Task details. Print the records below exactly as they appear.

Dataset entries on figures
* Start *

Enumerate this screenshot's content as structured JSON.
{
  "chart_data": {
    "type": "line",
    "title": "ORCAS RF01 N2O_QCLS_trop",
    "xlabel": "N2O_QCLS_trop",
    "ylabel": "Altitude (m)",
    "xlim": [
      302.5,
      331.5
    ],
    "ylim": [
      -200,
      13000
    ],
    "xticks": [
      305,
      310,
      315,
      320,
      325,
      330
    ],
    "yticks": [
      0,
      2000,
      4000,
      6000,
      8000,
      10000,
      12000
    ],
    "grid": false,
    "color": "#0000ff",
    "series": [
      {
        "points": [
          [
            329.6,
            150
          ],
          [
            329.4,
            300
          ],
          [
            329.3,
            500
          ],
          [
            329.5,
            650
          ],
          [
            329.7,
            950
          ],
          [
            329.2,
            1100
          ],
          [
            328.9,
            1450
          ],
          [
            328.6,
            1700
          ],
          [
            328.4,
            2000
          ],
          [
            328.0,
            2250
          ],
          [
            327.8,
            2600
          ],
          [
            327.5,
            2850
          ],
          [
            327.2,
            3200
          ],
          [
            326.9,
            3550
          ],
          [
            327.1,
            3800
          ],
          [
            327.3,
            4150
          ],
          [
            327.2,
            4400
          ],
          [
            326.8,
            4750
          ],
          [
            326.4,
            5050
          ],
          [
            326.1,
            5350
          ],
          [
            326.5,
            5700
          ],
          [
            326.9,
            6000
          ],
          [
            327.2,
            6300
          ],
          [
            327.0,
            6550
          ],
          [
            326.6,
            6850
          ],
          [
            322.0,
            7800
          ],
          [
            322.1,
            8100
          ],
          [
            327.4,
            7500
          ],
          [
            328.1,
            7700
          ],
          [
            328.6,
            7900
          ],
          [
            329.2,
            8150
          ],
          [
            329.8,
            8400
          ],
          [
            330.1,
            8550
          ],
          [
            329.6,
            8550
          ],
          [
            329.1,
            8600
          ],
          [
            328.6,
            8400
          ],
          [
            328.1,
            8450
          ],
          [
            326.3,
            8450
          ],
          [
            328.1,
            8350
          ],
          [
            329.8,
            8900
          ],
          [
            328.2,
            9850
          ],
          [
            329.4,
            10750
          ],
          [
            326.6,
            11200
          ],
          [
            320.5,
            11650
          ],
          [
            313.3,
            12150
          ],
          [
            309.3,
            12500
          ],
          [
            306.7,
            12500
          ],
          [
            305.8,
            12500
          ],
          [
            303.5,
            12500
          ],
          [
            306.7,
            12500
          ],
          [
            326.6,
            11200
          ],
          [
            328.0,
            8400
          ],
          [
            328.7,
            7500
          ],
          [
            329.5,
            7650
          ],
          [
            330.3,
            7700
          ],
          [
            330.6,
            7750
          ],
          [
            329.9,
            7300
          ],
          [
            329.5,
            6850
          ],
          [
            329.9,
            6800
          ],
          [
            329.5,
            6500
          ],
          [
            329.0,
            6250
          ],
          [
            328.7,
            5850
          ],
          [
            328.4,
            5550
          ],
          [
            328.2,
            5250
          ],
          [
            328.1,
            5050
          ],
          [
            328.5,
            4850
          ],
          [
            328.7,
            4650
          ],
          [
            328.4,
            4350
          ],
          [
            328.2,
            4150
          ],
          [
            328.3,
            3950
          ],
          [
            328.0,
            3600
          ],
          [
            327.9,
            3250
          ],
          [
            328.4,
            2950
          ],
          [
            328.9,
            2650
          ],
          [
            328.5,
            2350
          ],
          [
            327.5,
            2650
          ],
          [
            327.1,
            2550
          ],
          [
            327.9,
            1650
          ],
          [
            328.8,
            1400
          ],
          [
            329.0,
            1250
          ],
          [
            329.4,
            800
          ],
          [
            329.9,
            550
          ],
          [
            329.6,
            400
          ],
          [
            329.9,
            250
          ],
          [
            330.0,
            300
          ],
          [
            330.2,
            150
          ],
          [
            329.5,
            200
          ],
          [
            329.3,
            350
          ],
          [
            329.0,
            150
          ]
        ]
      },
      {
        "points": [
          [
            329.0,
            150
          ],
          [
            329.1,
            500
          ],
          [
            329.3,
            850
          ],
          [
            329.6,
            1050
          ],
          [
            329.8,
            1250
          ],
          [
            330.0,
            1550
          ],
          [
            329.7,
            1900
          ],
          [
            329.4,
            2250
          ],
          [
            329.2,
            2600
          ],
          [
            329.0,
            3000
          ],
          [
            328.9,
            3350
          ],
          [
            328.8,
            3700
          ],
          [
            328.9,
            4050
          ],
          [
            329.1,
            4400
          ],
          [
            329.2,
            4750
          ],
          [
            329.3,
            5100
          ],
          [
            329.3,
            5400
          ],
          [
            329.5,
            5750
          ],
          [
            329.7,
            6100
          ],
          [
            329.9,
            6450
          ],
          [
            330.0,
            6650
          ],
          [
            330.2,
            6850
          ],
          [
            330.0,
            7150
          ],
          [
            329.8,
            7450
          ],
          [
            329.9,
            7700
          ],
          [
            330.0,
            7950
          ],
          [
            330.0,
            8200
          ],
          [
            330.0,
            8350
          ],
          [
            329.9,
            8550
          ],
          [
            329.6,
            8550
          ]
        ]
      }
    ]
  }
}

* End *

Exercise answer.
Enumerate this screenshot's content as structured JSON.
{
  "chart_data": {
    "type": "line",
    "title": "ORCAS RF01 N2O_QCLS_trop",
    "xlabel": "N2O_QCLS_trop",
    "ylabel": "Altitude (m)",
    "xlim": [
      302.5,
      331.5
    ],
    "ylim": [
      -200,
      13000
    ],
    "xticks": [
      305,
      310,
      315,
      320,
      325,
      330
    ],
    "yticks": [
      0,
      2000,
      4000,
      6000,
      8000,
      10000,
      12000
    ],
    "grid": false,
    "color": "#0000ff",
    "series": [
      {
        "points": [
          [
            329.6,
            150
          ],
          [
            329.4,
            300
          ],
          [
            329.3,
            500
          ],
          [
            329.5,
            650
          ],
          [
            329.7,
            950
          ],
          [
            329.2,
            1100
          ],
          [
            328.9,
            1450
          ],
          [
            328.6,
            1700
          ],
          [
            328.4,
            2000
          ],
          [
            328.0,
            2250
          ],
          [
            327.8,
            2600
          ],
          [
            327.5,
            2850
          ],
          [
            327.2,
            3200
          ],
          [
            326.9,
            3550
          ],
          [
            327.1,
            3800
          ],
          [
            327.3,
            4150
          ],
          [
            327.2,
            4400
          ],
          [
            326.8,
            4750
          ],
          [
            326.4,
            5050
          ],
          [
            326.1,
            5350
          ],
          [
            326.5,
            5700
          ],
          [
            326.9,
            6000
          ],
          [
            327.2,
            6300
          ],
          [
            327.0,
            6550
          ],
          [
            326.6,
            6850
          ],
          [
            322.0,
            7800
          ],
          [
            322.1,
            8100
          ],
          [
            327.4,
            7500
          ],
          [
            328.1,
            7700
          ],
          [
            328.6,
            7900
          ],
          [
            329.2,
            8150
          ],
          [
            329.8,
            8400
          ],
          [
            330.1,
            8550
          ],
          [
            329.6,
            8550
          ],
          [
            329.1,
            8600
          ],
          [
            328.6,
            8400
          ],
          [
            328.1,
            8450
          ],
          [
            326.3,
            8450
          ],
          [
            328.1,
            8350
          ],
          [
            329.8,
            8900
          ],
          [
            328.2,
            9850
          ],
          [
            329.4,
            10750
          ],
          [
            326.6,
            11200
          ],
          [
            320.5,
            11650
          ],
          [
            313.3,
            12150
          ],
          [
            309.3,
            12500
          ],
          [
            306.7,
            12500
          ],
          [
            305.8,
            12500
          ],
          [
            303.5,
            12500
          ],
          [
            306.7,
            12500
          ],
          [
            326.6,
            11200
          ],
          [
            328.0,
            8400
          ],
          [
            328.7,
            7500
          ],
          [
            329.5,
            7650
          ],
          [
            330.3,
            7700
          ],
          [
            330.6,
            7750
          ],
          [
            329.9,
            7300
          ],
          [
            329.5,
            6850
          ],
          [
            329.9,
            6800
          ],
          [
            329.5,
            6500
          ],
          [
            329.0,
            6250
          ],
          [
            328.7,
            5850
          ],
          [
            328.4,
            5550
          ],
          [
            328.2,
            5250
          ],
          [
            328.1,
            5050
          ],
          [
            328.5,
            4850
          ],
          [
            328.7,
            4650
          ],
          [
            328.4,
            4350
          ],
          [
            328.2,
            4150
          ],
          [
            328.3,
            3950
          ],
          [
            328.0,
            3600
          ],
          [
            327.9,
            3250
          ],
          [
            328.4,
            2950
          ],
          [
            328.9,
            2650
          ],
          [
            328.5,
            2350
          ],
          [
            327.5,
            2650
          ],
          [
            327.1,
            2550
          ],
          [
            327.9,
            1650
          ],
          [
            328.8,
            1400
          ],
          [
            329.0,
            1250
          ],
          [
            329.4,
            800
          ],
          [
            329.9,
            550
          ],
          [
            329.6,
            400
          ],
          [
            329.9,
            250
          ],
          [
            330.0,
            300
          ],
          [
            330.2,
            150
          ],
          [
            329.5,
            200
          ],
          [
            329.3,
            350
          ],
          [
            329.0,
            150
          ]
        ]
      },
      {
        "points": [
          [
            329.0,
            150
          ],
          [
            329.1,
            500
          ],
          [
            329.3,
            850
          ],
          [
            329.6,
            1050
          ],
          [
            329.8,
            1250
          ],
          [
            330.0,
            1550
          ],
          [
            329.7,
            1900
          ],
          [
            329.4,
            2250
          ],
          [
            329.2,
            2600
          ],
          [
            329.0,
            3000
          ],
          [
            328.9,
            3350
          ],
          [
            328.8,
            3700
          ],
          [
            328.9,
            4050
          ],
          [
            329.1,
            4400
          ],
          [
            329.2,
            4750
          ],
          [
            329.3,
            5100
          ],
          [
            329.3,
            5400
          ],
          [
            329.5,
            5750
          ],
          [
            329.7,
            6100
          ],
          [
            329.9,
            6450
          ],
          [
            330.0,
            6650
          ],
          [
            330.2,
            6850
          ],
          [
            330.0,
            7150
          ],
          [
            329.8,
            7450
          ],
          [
            329.9,
            7700
          ],
          [
            330.0,
            7950
          ],
          [
            330.0,
            8200
          ],
          [
            330.0,
            8350
          ],
          [
            329.9,
            8550
          ],
          [
            329.6,
            8550
          ]
        ]
      }
    ]
  }
}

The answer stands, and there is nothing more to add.